The records below need retyping in full; give them again exactly.
• • • •
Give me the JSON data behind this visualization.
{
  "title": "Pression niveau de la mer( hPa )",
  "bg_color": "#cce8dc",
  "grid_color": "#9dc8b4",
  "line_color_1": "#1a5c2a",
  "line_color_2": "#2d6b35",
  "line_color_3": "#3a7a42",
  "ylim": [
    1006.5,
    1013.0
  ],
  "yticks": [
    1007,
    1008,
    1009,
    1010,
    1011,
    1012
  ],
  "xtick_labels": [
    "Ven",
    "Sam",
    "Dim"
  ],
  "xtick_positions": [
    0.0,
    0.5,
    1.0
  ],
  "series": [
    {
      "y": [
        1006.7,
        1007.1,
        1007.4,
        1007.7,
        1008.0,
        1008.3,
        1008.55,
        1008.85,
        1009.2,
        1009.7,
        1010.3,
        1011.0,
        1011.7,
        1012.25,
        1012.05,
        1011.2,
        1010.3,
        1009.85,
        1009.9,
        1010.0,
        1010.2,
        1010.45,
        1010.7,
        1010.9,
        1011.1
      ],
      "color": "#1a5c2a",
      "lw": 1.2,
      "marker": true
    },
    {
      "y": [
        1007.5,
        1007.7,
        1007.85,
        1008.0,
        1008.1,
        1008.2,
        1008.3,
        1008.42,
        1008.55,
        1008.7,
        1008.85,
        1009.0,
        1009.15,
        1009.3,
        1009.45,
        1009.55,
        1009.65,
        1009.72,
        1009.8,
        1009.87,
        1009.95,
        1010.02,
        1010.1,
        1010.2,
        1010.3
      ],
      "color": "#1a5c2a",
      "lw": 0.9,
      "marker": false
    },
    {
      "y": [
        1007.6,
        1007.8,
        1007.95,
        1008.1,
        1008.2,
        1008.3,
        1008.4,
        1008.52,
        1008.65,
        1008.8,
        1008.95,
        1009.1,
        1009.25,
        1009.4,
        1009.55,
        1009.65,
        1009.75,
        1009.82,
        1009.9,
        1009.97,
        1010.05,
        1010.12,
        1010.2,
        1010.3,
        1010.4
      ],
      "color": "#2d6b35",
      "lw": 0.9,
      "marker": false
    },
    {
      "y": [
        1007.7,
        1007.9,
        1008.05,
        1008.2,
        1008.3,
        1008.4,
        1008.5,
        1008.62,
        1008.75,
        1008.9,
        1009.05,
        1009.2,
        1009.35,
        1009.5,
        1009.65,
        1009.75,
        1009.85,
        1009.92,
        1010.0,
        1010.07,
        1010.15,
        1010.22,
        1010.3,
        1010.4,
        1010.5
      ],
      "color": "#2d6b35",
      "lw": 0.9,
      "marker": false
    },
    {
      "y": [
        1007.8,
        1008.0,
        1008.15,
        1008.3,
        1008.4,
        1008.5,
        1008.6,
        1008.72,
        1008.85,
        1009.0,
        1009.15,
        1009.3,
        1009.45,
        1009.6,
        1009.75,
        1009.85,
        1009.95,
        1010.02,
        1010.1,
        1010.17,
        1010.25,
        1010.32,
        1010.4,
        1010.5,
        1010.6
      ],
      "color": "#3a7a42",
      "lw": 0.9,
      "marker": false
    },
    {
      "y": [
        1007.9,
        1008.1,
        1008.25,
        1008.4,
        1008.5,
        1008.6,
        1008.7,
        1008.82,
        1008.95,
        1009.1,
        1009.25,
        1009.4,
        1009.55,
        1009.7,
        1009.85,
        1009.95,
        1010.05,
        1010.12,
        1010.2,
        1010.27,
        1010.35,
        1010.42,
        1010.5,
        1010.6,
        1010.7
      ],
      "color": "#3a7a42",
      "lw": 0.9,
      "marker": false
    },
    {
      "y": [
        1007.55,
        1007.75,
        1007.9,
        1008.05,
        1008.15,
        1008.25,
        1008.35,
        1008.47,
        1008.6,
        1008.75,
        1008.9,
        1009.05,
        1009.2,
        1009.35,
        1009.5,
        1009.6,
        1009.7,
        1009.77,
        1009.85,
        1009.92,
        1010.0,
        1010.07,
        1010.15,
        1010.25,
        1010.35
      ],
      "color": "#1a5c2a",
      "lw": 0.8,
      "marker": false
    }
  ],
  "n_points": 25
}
• • • •
**Reply to the exercise**
Give me the JSON data behind this visualization.
{
  "title": "Pression niveau de la mer( hPa )",
  "bg_color": "#cce8dc",
  "grid_color": "#9dc8b4",
  "line_color_1": "#1a5c2a",
  "line_color_2": "#2d6b35",
  "line_color_3": "#3a7a42",
  "ylim": [
    1006.5,
    1013.0
  ],
  "yticks": [
    1007,
    1008,
    1009,
    1010,
    1011,
    1012
  ],
  "xtick_labels": [
    "Ven",
    "Sam",
    "Dim"
  ],
  "xtick_positions": [
    0.0,
    0.5,
    1.0
  ],
  "series": [
    {
      "y": [
        1006.7,
        1007.1,
        1007.4,
        1007.7,
        1008.0,
        1008.3,
        1008.55,
        1008.85,
        1009.2,
        1009.7,
        1010.3,
        1011.0,
        1011.7,
        1012.25,
        1012.05,
        1011.2,
        1010.3,
        1009.85,
        1009.9,
        1010.0,
        1010.2,
        1010.45,
        1010.7,
        1010.9,
        1011.1
      ],
      "color": "#1a5c2a",
      "lw": 1.2,
      "marker": true
    },
    {
      "y": [
        1007.5,
        1007.7,
        1007.85,
        1008.0,
        1008.1,
        1008.2,
        1008.3,
        1008.42,
        1008.55,
        1008.7,
        1008.85,
        1009.0,
        1009.15,
        1009.3,
        1009.45,
        1009.55,
        1009.65,
        1009.72,
        1009.8,
        1009.87,
        1009.95,
        1010.02,
        1010.1,
        1010.2,
        1010.3
      ],
      "color": "#1a5c2a",
      "lw": 0.9,
      "marker": false
    },
    {
      "y": [
        1007.6,
        1007.8,
        1007.95,
        1008.1,
        1008.2,
        1008.3,
        1008.4,
        1008.52,
        1008.65,
        1008.8,
        1008.95,
        1009.1,
        1009.25,
        1009.4,
        1009.55,
        1009.65,
        1009.75,
        1009.82,
        1009.9,
        1009.97,
        1010.05,
        1010.12,
        1010.2,
        1010.3,
        1010.4
      ],
      "color": "#2d6b35",
      "lw": 0.9,
      "marker": false
    },
    {
      "y": [
        1007.7,
        1007.9,
        1008.05,
        1008.2,
        1008.3,
        1008.4,
        1008.5,
        1008.62,
        1008.75,
        1008.9,
        1009.05,
        1009.2,
        1009.35,
        1009.5,
        1009.65,
        1009.75,
        1009.85,
        1009.92,
        1010.0,
        1010.07,
        1010.15,
        1010.22,
        1010.3,
        1010.4,
        1010.5
      ],
      "color": "#2d6b35",
      "lw": 0.9,
      "marker": false
    },
    {
      "y": [
        1007.8,
        1008.0,
        1008.15,
        1008.3,
        1008.4,
        1008.5,
        1008.6,
        1008.72,
        1008.85,
        1009.0,
        1009.15,
        1009.3,
        1009.45,
        1009.6,
        1009.75,
        1009.85,
        1009.95,
        1010.02,
        1010.1,
        1010.17,
        1010.25,
        1010.32,
        1010.4,
        1010.5,
        1010.6
      ],
      "color": "#3a7a42",
      "lw": 0.9,
      "marker": false
    },
    {
      "y": [
        1007.9,
        1008.1,
        1008.25,
        1008.4,
        1008.5,
        1008.6,
        1008.7,
        1008.82,
        1008.95,
        1009.1,
        1009.25,
        1009.4,
        1009.55,
        1009.7,
        1009.85,
        1009.95,
        1010.05,
        1010.12,
        1010.2,
        1010.27,
        1010.35,
        1010.42,
        1010.5,
        1010.6,
        1010.7
      ],
      "color": "#3a7a42",
      "lw": 0.9,
      "marker": false
    },
    {
      "y": [
        1007.55,
        1007.75,
        1007.9,
        1008.05,
        1008.15,
        1008.25,
        1008.35,
        1008.47,
        1008.6,
        1008.75,
        1008.9,
        1009.05,
        1009.2,
        1009.35,
        1009.5,
        1009.6,
        1009.7,
        1009.77,
        1009.85,
        1009.92,
        1010.0,
        1010.07,
        1010.15,
        1010.25,
        1010.35
      ],
      "color": "#1a5c2a",
      "lw": 0.8,
      "marker": false
    }
  ],
  "n_points": 25
}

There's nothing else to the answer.